USING THE INFORMATION:
a) Please reproduce a passage from the Looted article word for word, beginning at the words "2019 British film" and stopping after "Film and BFI.".
b) Answer these questions from the Looted article:
(i) Over how many days was the film shot?
(ii) Which actor plays Kasia?
(iii) What is the film's running time?

EXTRACT TO READ:
= = = = =

- DVD cover
- Directed by: Rene van Pannevis
- Written by: Rene van Pannevis Kefi Chadwick
- Produced by: Jennifer Eriksson Jessie Mangum
- Starring: Charley Palmer Rothwell Thomas Turgoose Morgane Polanski Tom Fisher
- Cinematography: Aadel Nodeh-Farahani
- Music by: Tony Coote Philip Achille
- Production companies: Silk Screen Pictures Thought Experiment
- Release dates: November 2019 (PÖFF); 6 November 2020 (United Kingdom);
- Running time: 89 minutes
- Country: United Kingdom
- Language: English

= Looted (film) =

2019 British film

Looted is a 2019 British crime drama film.

It was filmed over 17 days in the Hartlepool and Seaton Carew area of County Durham in mid 2018. It had its premiere in November 2019 at the Tallinn Black Nights Film Festival and went on general release in Britain a year later in November 2020.

Looted was Dutch-born director Rene Pannevis's first feature film and was supported by Film London, BBC Film and BFI.

==Plot==
Set in a run-down northern port town, Rob is the sole carer of his father, Oswald, a former merchant seaman now bed-ridden with a terminal asbestos-related industrial disease. Oswald thinks that when Rob goes out he is job hunting, when in fact he makes money by stealing and selling on cars.
Rob manages to keep his two lives separate until best friend Leo gets him involved in a bigger, riskier carjacking that goes wrong, leading to Rob's arrest. Discovering the truth, Oswald moves into a hospice, his relationship with his son damaged. While Rob's future looks bleak, his friendship with Leo's girlfriend Kasia brings him a sense of hope.

The film drew on writer/director Van Pannevis's own experiences, he growing up with car thieves as friends and cared for his own father as he died from asbestos-related cancer at 58.

==Cast==
- Charley Palmer Rothwell as Rob
- Thomas Turgoose as Leo
- Morgane Polanski as Kasia
- Tom Fisher as Oswald
- Anders Hayward as JP
- Stephen Uppal as Jamie (Police Officer)

= = = = =

GIVEN DATA:
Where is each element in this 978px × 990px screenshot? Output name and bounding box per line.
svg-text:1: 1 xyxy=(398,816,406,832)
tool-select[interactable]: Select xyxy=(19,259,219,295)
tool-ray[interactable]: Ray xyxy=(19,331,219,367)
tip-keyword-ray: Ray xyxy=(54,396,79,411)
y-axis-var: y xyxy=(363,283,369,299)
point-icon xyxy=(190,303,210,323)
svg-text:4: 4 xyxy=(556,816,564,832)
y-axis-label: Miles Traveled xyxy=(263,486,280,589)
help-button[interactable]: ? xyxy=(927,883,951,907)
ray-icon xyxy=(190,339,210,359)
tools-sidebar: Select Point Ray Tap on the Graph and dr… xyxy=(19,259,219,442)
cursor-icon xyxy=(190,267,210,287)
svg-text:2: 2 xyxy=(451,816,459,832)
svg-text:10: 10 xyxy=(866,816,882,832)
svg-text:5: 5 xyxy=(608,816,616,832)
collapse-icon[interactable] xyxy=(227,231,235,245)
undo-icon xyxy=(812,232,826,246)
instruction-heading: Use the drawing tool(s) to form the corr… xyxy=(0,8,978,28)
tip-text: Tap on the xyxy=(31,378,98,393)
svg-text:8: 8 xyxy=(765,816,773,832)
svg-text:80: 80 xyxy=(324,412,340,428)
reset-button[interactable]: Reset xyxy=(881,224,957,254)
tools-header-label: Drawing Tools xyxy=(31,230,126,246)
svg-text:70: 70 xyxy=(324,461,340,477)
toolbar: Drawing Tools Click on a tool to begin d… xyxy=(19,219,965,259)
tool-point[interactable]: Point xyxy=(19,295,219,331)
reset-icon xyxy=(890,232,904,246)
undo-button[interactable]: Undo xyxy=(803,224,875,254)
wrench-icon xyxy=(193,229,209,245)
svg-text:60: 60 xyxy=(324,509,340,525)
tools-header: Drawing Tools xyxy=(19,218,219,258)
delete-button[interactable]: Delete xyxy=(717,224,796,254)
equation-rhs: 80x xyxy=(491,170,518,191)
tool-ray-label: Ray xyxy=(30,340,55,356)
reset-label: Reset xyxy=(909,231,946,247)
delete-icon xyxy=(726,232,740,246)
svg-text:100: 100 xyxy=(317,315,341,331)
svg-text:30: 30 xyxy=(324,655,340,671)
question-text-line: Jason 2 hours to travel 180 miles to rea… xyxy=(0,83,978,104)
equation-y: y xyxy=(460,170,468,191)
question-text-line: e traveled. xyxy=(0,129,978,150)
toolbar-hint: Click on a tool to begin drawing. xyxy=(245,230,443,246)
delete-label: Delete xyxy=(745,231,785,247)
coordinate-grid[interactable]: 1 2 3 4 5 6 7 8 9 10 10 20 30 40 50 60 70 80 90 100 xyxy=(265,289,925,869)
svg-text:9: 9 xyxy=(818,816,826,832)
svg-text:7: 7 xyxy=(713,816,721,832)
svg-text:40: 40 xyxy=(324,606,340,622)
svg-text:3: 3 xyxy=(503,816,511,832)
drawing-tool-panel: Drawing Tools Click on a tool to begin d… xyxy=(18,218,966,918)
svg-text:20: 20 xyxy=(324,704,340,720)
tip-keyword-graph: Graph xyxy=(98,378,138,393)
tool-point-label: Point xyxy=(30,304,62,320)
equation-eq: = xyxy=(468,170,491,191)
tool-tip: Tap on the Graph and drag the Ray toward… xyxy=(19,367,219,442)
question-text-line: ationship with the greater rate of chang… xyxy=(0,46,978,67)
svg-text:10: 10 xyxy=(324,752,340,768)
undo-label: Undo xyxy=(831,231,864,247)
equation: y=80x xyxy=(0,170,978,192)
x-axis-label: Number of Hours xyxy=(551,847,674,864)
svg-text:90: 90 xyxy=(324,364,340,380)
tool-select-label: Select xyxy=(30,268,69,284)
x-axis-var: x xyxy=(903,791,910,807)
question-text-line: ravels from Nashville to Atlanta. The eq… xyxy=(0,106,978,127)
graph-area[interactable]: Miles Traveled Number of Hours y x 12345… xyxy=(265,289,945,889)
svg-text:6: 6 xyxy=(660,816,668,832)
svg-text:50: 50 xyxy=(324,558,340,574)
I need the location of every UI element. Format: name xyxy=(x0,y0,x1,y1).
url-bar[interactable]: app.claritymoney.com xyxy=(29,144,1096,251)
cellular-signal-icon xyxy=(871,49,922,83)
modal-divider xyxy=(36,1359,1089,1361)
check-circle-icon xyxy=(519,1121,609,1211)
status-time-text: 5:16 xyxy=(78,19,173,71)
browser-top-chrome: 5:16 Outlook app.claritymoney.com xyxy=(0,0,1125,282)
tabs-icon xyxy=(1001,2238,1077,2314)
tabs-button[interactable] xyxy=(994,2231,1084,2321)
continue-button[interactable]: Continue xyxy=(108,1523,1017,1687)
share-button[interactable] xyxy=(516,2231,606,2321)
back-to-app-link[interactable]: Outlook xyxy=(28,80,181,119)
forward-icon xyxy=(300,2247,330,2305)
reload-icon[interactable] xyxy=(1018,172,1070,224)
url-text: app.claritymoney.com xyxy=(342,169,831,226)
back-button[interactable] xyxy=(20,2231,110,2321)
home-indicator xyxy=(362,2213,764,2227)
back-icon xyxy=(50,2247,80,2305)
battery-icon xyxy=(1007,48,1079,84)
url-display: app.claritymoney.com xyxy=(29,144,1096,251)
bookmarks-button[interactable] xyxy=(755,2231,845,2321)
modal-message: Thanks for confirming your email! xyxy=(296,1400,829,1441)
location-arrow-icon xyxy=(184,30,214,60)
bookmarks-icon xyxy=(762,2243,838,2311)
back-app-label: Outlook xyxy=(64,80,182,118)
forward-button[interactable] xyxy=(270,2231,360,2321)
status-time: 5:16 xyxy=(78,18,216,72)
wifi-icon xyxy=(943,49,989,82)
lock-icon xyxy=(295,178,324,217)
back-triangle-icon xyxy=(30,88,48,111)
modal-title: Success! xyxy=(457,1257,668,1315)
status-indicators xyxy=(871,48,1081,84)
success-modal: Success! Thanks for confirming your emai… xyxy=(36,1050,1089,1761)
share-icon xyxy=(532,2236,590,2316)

= = = = =

OUTPUTS FOR THE TASKS:
a)
2019 British film

Looted is a 2019 British crime drama film.

It was filmed over 17 days in the Hartlepool and Seaton Carew area of County Durham in mid 2018. It had its premiere in November 2019 at the Tallinn Black Nights Film Festival and went on general release in Britain a year later in November 2020.

Looted was Dutch-born director Rene Pannevis's first feature film and was supported by Film London, BBC Film and BFI.

b)
(i) 17 days
(ii) Morgane Polanski
(iii) 89 minutes